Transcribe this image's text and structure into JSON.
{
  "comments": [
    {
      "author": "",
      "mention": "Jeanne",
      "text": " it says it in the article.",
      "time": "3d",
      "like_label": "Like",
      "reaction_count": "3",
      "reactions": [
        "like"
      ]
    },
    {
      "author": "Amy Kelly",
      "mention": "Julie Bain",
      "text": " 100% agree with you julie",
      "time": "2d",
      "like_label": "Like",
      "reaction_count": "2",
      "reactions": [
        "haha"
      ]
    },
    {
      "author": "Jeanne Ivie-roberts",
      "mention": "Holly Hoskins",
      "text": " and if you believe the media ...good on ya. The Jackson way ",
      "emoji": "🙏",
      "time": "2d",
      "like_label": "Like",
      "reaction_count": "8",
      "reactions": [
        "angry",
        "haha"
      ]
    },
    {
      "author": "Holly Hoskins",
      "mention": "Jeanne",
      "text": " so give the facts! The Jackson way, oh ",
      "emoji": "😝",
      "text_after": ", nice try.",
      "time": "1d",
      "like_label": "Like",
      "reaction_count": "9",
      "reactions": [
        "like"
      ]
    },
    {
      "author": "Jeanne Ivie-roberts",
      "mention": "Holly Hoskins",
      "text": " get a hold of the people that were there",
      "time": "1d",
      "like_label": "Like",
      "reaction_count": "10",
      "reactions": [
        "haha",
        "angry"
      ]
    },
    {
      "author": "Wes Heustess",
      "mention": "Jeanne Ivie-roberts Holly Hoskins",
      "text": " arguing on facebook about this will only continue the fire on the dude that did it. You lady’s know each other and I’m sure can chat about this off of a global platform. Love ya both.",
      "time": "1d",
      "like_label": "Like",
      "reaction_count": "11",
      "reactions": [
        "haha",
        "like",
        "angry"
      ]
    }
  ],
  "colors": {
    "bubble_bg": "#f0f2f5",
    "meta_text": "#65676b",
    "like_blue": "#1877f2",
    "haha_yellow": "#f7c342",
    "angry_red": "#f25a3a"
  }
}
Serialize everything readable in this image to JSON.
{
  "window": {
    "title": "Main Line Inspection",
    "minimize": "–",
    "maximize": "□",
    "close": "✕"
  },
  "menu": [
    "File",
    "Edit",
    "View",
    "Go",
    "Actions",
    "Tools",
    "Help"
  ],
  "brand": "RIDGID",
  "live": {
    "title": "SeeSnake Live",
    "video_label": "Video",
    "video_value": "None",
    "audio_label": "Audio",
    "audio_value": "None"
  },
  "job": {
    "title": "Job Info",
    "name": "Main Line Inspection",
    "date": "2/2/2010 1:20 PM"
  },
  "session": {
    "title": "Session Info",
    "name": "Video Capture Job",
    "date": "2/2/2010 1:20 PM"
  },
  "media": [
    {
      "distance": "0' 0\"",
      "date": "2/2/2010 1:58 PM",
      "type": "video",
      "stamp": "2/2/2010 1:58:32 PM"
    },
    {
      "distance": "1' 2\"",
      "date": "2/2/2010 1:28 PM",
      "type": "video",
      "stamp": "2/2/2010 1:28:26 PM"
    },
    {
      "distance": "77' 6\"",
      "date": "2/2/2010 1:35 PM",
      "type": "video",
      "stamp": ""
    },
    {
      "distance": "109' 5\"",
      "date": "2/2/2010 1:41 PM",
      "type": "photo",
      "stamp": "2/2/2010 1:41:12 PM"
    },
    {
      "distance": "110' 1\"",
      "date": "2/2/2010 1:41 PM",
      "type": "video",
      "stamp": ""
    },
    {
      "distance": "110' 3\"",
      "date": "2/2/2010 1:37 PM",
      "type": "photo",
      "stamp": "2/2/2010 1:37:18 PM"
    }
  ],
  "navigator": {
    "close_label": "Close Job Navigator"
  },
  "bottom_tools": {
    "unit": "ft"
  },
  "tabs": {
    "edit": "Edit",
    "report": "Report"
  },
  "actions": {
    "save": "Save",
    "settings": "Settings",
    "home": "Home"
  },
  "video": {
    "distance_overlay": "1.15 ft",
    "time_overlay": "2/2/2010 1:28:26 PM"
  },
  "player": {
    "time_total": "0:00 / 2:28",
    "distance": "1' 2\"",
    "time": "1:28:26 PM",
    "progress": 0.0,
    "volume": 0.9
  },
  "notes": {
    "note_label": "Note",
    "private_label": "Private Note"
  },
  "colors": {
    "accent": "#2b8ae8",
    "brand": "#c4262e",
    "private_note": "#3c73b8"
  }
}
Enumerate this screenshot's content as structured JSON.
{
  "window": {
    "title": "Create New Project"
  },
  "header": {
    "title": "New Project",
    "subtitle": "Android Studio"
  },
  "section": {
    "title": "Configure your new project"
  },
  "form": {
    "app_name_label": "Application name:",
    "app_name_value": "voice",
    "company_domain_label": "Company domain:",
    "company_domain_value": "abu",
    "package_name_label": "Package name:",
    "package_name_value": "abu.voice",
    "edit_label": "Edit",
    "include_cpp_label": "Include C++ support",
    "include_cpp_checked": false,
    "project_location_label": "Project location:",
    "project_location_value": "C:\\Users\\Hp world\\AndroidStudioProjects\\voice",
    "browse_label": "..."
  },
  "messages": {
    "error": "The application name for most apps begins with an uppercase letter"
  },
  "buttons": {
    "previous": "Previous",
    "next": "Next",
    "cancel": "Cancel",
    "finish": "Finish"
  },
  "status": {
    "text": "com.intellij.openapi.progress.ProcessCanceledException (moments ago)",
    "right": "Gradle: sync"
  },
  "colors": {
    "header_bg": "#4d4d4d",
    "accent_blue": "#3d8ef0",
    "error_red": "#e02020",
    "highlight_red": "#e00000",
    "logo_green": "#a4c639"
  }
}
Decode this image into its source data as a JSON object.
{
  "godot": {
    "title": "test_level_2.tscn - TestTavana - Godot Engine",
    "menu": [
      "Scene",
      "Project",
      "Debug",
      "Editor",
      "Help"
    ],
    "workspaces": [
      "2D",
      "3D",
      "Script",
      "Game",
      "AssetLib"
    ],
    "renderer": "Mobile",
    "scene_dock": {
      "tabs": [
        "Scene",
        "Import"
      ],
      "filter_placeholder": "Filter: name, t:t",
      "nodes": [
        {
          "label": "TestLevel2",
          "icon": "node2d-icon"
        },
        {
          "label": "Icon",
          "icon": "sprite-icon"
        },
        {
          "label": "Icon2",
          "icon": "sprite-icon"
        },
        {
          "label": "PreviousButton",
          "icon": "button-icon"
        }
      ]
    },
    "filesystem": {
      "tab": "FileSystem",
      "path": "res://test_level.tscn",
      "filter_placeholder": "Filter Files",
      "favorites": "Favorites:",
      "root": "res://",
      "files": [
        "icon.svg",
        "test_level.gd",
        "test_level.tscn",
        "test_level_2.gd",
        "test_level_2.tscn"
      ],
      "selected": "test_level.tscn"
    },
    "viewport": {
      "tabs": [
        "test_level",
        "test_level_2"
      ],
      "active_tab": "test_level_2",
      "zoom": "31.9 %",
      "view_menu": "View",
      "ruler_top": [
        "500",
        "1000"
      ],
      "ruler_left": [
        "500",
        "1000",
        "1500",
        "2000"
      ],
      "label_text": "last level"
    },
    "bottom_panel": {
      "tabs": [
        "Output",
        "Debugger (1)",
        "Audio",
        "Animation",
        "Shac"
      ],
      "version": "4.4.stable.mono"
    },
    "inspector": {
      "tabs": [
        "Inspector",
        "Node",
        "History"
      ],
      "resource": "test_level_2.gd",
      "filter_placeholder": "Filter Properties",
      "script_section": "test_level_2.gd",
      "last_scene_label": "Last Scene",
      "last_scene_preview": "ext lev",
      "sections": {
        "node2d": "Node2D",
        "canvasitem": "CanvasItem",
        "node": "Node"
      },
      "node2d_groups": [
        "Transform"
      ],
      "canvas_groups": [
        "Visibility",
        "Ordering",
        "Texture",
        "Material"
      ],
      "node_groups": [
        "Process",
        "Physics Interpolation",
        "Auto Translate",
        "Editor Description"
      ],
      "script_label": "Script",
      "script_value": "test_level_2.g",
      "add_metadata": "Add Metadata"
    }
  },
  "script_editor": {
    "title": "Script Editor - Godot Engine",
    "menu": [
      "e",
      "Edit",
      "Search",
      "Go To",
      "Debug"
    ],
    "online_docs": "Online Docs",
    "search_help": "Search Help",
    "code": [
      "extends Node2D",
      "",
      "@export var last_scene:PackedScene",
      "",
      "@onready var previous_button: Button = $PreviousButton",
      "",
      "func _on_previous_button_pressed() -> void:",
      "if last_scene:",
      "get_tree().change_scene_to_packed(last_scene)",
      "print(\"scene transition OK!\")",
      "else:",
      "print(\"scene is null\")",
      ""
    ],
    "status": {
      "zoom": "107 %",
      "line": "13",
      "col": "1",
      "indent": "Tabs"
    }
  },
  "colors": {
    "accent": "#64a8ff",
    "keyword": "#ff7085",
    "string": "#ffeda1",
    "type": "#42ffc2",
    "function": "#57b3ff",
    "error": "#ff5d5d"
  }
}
•••
§ **Given exercise**
How many lines of the data hold the string "Filter"? Reply with the number alone.

§ **Answer to the exercise**
3